> WORKING DATA:
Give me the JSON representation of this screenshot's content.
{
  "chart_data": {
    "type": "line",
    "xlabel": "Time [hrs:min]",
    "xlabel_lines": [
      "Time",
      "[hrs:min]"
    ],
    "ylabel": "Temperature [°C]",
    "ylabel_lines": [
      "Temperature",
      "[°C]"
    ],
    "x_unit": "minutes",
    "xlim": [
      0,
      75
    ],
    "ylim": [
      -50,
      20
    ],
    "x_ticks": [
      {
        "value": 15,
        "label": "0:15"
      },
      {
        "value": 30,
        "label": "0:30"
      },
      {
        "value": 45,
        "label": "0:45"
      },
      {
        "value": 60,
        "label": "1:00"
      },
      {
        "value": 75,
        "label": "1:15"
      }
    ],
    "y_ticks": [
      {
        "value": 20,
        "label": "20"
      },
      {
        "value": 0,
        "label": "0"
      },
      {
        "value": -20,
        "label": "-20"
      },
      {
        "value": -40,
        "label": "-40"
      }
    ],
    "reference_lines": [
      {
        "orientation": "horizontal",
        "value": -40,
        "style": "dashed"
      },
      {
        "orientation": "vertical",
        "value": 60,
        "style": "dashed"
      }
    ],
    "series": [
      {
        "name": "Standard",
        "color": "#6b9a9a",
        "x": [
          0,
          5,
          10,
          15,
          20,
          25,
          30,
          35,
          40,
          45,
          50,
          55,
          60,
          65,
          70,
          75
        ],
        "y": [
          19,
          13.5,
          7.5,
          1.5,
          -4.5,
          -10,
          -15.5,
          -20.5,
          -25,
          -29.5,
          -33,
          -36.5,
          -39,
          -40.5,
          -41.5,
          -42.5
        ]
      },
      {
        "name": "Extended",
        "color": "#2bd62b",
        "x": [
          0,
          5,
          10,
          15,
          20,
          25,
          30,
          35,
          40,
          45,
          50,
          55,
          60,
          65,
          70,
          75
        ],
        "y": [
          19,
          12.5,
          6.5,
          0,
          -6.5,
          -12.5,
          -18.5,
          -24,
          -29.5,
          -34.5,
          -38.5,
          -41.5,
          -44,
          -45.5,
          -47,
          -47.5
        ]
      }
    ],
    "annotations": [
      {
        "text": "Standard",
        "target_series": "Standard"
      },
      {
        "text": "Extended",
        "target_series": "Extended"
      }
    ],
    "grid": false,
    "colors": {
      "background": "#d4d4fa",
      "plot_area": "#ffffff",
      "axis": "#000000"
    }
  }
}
==
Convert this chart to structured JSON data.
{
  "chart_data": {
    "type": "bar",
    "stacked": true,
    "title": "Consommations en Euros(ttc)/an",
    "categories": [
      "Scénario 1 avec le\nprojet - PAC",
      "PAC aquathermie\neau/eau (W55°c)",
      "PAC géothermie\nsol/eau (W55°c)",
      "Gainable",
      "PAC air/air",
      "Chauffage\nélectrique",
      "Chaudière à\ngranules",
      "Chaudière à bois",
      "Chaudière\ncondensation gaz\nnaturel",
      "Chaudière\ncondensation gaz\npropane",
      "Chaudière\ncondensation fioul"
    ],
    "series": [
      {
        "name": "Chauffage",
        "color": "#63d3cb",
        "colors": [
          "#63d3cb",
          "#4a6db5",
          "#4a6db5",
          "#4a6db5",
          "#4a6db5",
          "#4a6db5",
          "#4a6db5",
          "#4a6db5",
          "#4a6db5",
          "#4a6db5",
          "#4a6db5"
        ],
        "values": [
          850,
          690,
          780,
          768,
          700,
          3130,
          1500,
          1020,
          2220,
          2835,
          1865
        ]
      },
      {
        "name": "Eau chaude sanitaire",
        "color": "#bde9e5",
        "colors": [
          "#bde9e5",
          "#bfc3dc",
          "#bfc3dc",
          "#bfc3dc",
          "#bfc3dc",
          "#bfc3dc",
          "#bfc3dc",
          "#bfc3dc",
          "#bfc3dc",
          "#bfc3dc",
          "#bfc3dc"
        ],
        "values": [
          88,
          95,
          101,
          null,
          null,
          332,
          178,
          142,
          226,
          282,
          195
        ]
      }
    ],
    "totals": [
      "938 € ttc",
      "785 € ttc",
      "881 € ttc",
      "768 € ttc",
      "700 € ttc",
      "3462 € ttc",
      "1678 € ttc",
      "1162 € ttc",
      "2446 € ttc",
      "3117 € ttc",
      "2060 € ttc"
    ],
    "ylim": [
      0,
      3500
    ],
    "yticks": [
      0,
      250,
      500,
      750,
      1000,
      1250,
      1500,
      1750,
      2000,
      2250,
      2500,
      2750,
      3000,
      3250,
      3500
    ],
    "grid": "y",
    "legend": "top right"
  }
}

> PROBLEM: Show, from the listing above, each line that contains the word "name".

> ANSWER TO THIS PROBLEM:
        "name": "Standard",
        "name": "Extended",
        "name": "Chauffage",
        "name": "Eau chaude sanitaire",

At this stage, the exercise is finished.